### PROVIDED DATA
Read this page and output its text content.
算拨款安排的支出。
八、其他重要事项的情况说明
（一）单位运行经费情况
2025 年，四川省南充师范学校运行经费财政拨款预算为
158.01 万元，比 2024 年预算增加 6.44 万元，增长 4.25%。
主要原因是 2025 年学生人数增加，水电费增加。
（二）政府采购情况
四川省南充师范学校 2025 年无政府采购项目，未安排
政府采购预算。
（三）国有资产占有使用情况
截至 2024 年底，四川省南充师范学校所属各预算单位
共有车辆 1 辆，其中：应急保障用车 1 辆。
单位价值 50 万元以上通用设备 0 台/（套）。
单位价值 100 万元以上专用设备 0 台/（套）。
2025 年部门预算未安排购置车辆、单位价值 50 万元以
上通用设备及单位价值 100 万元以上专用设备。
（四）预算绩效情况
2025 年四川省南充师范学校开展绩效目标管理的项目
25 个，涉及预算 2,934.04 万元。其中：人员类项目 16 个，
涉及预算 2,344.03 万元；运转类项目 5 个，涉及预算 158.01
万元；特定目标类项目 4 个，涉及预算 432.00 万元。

### TASK OBJECTIVE
Please restate the whole listing word for word.

### SOLVED PROBLEM
Read this page and output its text content.
算拨款安排的支出。
八、其他重要事项的情况说明
（一）单位运行经费情况
2025 年，四川省南充师范学校运行经费财政拨款预算为
158.01 万元，比 2024 年预算增加 6.44 万元，增长 4.25%。
主要原因是 2025 年学生人数增加，水电费增加。
（二）政府采购情况
四川省南充师范学校 2025 年无政府采购项目，未安排
政府采购预算。
（三）国有资产占有使用情况
截至 2024 年底，四川省南充师范学校所属各预算单位
共有车辆 1 辆，其中：应急保障用车 1 辆。
单位价值 50 万元以上通用设备 0 台/（套）。
单位价值 100 万元以上专用设备 0 台/（套）。
2025 年部门预算未安排购置车辆、单位价值 50 万元以
上通用设备及单位价值 100 万元以上专用设备。
（四）预算绩效情况
2025 年四川省南充师范学校开展绩效目标管理的项目
25 个，涉及预算 2,934.04 万元。其中：人员类项目 16 个，
涉及预算 2,344.03 万元；运转类项目 5 个，涉及预算 158.01
万元；特定目标类项目 4 个，涉及预算 432.00 万元。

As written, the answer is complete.